Work task.
According to the text on Wellington metro traction substations, how many traction substations feed the Wellington metro system?

Source document.

--- --- ---

The Wellington metro system is fed by 18 traction substations, taking power from Wellington Electricity's (Wellington metro) or Electra's (Kāpiti Coast) 11 kV distribution networks. There are also a number of cross-tie substations, which do not feed electricity into the lines but perform switching functions.

Wellington metro traction substations
| Name | Location | Notes |
|---|---|---|
| Epuni | 41°12′27″S 174°55′49″E﻿ / ﻿41.2074°S 174.9304°E | cross-tie substation |
| Glenside | 41°12′06″S 174°49′12″E﻿ / ﻿41.2018°S 174.8199°E |  |
| Heretaunga | 41°08′50″S 174°59′28″E﻿ / ﻿41.1471°S 174.9910°E | cross-tie substation |
| Kaiwharawhara | 41°15′12″S 174°48′16″E﻿ / ﻿41.2532°S 174.8044°E |  |
| Khandallah | 41°14′34″S 174°47′37″E﻿ / ﻿41.2428°S 174.7936°E |  |
| Lindale | 40°53′29″S 175°01′48″E﻿ / ﻿40.8915°S 175.0300°E |  |
| Lower Hutt | 41°12′50″S 174°53′14″E﻿ / ﻿41.2139°S 174.8871°E |  |
| Mana | 41°05′39″S 174°52′04″E﻿ / ﻿41.0943°S 174.8678°E |  |
| Ngaio | 41°15′08″S 174°46′15″E﻿ / ﻿41.2521°S 174.7707°E |  |
| Ngauranga |  | cross-tie substation |
| Paremata | 41°07′24″S 174°51′00″E﻿ / ﻿41.1234°S 174.8501°E |  |
| Paekakariki |  |  |
| Petone | 41°13′03″S 174°52′49″E﻿ / ﻿41.2175°S 174.8804°E |  |
| Pomare | 41°10′18″S 174°58′05″E﻿ / ﻿41.1718°S 174.9680°E |  |
| Pukerua Bay | 41°02′34″S 174°53′01″E﻿ / ﻿41.0428°S 174.8837°E |  |
| Raumati | 40°56′12″S 174°59′43″E﻿ / ﻿40.9367°S 174.9952°E |  |
| Rocky Point | 41°13′52″S 174°50′29″E﻿ / ﻿41.2311°S 174.8413°E | cross-tie substation |
| Silverstream | 41°08′50″S 174°59′28″E﻿ / ﻿41.1471°S 174.9910°E |  |
| Tawa | 41°10′05″S 174°49′44″E﻿ / ﻿41.1680°S 174.8289°E | cross-tie substation |
| Upper Hutt | 41°07′39″S 175°04′02″E﻿ / ﻿41.1276°S 175.0673°E |  |
| Waikanae |  |  |
| Wellington | 41°16′30″S 174°47′03″E﻿ / ﻿41.2749°S 174.7841°E |  |
| Woburn | 41°13′12″S 174°54′46″E﻿ / ﻿41.2201°S 174.9127°E |  |

== Future ==
In 2008, a paper was produced by former New Zealand Rail senior managers Murray King and Francis Small, on the extension of the NIMT 25 kV electrification from Te Rapa to Papakura and Hamilton to Tauranga. The report put the total cost of electrification at $860 million, with $433 million for the Papakura-Te Rapa section. It concluded that money would be better spent on grade and curvature easements, removing speed restrictions and increasing the length of passing loops.

--- --- ---

Entries drawn from a dataset
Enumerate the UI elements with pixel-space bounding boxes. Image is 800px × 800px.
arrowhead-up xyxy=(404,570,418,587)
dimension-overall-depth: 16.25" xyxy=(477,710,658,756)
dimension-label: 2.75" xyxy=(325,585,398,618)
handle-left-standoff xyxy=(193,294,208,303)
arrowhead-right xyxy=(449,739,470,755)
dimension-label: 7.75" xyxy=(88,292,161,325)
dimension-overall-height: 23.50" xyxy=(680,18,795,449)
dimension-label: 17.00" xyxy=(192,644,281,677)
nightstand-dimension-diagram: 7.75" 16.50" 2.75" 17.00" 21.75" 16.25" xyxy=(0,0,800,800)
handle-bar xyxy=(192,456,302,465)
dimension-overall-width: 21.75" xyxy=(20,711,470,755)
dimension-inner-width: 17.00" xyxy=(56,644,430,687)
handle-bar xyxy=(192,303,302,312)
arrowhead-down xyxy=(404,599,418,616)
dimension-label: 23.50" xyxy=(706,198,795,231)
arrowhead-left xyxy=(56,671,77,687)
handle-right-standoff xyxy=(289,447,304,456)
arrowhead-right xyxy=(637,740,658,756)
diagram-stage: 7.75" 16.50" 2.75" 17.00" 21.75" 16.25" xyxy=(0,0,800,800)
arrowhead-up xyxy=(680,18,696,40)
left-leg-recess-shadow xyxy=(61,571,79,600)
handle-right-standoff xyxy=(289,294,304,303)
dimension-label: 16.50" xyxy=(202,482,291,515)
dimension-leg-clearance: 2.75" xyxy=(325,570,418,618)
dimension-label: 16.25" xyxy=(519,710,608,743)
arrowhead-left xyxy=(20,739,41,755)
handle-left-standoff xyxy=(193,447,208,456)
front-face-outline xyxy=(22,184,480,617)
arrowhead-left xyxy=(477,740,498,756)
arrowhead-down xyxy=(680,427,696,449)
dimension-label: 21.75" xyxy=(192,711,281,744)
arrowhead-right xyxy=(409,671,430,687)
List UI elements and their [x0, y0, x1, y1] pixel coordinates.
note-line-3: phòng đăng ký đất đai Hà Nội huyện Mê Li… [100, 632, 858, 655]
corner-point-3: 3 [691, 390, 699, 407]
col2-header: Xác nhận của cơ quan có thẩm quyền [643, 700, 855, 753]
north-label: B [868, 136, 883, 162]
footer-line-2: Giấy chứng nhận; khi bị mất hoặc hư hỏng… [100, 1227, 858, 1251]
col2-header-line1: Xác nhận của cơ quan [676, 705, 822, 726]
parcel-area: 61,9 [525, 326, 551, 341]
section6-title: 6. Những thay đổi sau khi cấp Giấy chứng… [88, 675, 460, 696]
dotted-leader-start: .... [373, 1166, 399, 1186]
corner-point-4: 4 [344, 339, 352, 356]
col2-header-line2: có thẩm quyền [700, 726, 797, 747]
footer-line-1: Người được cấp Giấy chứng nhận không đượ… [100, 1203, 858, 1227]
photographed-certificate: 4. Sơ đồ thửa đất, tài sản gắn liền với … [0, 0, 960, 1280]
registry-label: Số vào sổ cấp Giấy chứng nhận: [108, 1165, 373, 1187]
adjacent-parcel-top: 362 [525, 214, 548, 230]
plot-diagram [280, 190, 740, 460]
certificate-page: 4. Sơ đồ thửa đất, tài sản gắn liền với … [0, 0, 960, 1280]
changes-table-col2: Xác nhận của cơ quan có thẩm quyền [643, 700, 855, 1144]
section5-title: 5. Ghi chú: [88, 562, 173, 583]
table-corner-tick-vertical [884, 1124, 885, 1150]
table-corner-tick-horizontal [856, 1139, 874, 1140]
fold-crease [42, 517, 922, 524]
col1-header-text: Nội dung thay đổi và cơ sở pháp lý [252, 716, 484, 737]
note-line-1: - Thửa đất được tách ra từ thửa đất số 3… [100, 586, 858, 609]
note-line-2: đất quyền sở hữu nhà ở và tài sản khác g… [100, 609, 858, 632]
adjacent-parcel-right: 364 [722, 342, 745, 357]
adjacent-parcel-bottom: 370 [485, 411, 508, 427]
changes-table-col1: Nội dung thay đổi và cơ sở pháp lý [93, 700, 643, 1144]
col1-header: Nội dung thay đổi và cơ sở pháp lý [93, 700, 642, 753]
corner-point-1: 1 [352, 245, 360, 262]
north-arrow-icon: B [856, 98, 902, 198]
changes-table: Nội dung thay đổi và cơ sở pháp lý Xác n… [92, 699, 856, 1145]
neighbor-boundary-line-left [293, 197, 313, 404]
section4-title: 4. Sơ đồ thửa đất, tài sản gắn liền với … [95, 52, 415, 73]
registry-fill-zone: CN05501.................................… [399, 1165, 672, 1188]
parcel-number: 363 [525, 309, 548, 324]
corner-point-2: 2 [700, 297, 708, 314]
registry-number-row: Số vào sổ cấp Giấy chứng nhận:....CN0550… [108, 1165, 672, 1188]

--- --- ---

Exercise output.
18